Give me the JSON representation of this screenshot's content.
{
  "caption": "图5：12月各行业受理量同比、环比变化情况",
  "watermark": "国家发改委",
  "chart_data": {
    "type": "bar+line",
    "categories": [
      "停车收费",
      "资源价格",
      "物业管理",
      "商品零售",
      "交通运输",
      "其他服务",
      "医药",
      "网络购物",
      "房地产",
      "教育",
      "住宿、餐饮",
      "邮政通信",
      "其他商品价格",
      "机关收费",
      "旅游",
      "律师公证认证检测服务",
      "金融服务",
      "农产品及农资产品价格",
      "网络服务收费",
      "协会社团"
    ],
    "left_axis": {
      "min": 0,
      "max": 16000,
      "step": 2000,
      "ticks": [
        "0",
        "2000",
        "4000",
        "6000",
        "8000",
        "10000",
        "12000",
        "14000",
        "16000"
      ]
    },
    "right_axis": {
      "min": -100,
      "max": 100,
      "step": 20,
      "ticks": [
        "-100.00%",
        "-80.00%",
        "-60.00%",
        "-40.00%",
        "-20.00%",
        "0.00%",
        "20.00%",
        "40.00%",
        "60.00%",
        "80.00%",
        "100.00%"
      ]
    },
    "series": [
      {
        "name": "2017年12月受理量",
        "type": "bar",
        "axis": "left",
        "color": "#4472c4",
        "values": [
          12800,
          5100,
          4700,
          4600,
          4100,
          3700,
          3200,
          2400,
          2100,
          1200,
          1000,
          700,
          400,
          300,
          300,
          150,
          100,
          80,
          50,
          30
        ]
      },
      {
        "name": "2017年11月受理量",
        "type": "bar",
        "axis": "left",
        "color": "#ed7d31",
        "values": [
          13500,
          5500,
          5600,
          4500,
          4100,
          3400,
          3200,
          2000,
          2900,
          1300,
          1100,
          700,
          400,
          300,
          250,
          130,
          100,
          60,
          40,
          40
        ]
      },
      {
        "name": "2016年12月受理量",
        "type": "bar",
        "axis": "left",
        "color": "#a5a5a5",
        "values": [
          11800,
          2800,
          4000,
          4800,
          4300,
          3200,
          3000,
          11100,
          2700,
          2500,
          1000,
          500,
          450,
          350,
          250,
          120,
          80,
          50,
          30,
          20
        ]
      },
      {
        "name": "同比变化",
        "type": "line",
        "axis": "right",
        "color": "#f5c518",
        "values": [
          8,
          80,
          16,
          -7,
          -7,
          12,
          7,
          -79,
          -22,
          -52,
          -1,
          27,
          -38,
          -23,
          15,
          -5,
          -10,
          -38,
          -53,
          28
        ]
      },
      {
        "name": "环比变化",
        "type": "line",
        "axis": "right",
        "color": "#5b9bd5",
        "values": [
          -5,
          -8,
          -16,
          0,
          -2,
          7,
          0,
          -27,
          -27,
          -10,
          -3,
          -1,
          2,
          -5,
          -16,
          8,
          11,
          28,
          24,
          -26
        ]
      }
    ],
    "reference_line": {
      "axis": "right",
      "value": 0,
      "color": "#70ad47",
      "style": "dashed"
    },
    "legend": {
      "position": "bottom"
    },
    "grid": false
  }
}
● ● ●
▸ Instruction
Print the complete listing again, exactly as it stands.

▸ Exercise response
Give me the JSON representation of this screenshot's content.
{
  "caption": "图5：12月各行业受理量同比、环比变化情况",
  "watermark": "国家发改委",
  "chart_data": {
    "type": "bar+line",
    "categories": [
      "停车收费",
      "资源价格",
      "物业管理",
      "商品零售",
      "交通运输",
      "其他服务",
      "医药",
      "网络购物",
      "房地产",
      "教育",
      "住宿、餐饮",
      "邮政通信",
      "其他商品价格",
      "机关收费",
      "旅游",
      "律师公证认证检测服务",
      "金融服务",
      "农产品及农资产品价格",
      "网络服务收费",
      "协会社团"
    ],
    "left_axis": {
      "min": 0,
      "max": 16000,
      "step": 2000,
      "ticks": [
        "0",
        "2000",
        "4000",
        "6000",
        "8000",
        "10000",
        "12000",
        "14000",
        "16000"
      ]
    },
    "right_axis": {
      "min": -100,
      "max": 100,
      "step": 20,
      "ticks": [
        "-100.00%",
        "-80.00%",
        "-60.00%",
        "-40.00%",
        "-20.00%",
        "0.00%",
        "20.00%",
        "40.00%",
        "60.00%",
        "80.00%",
        "100.00%"
      ]
    },
    "series": [
      {
        "name": "2017年12月受理量",
        "type": "bar",
        "axis": "left",
        "color": "#4472c4",
        "values": [
          12800,
          5100,
          4700,
          4600,
          4100,
          3700,
          3200,
          2400,
          2100,
          1200,
          1000,
          700,
          400,
          300,
          300,
          150,
          100,
          80,
          50,
          30
        ]
      },
      {
        "name": "2017年11月受理量",
        "type": "bar",
        "axis": "left",
        "color": "#ed7d31",
        "values": [
          13500,
          5500,
          5600,
          4500,
          4100,
          3400,
          3200,
          2000,
          2900,
          1300,
          1100,
          700,
          400,
          300,
          250,
          130,
          100,
          60,
          40,
          40
        ]
      },
      {
        "name": "2016年12月受理量",
        "type": "bar",
        "axis": "left",
        "color": "#a5a5a5",
        "values": [
          11800,
          2800,
          4000,
          4800,
          4300,
          3200,
          3000,
          11100,
          2700,
          2500,
          1000,
          500,
          450,
          350,
          250,
          120,
          80,
          50,
          30,
          20
        ]
      },
      {
        "name": "同比变化",
        "type": "line",
        "axis": "right",
        "color": "#f5c518",
        "values": [
          8,
          80,
          16,
          -7,
          -7,
          12,
          7,
          -79,
          -22,
          -52,
          -1,
          27,
          -38,
          -23,
          15,
          -5,
          -10,
          -38,
          -53,
          28
        ]
      },
      {
        "name": "环比变化",
        "type": "line",
        "axis": "right",
        "color": "#5b9bd5",
        "values": [
          -5,
          -8,
          -16,
          0,
          -2,
          7,
          0,
          -27,
          -27,
          -10,
          -3,
          -1,
          2,
          -5,
          -16,
          8,
          11,
          28,
          24,
          -26
        ]
      }
    ],
    "reference_line": {
      "axis": "right",
      "value": 0,
      "color": "#70ad47",
      "style": "dashed"
    },
    "legend": {
      "position": "bottom"
    },
    "grid": false
  }
}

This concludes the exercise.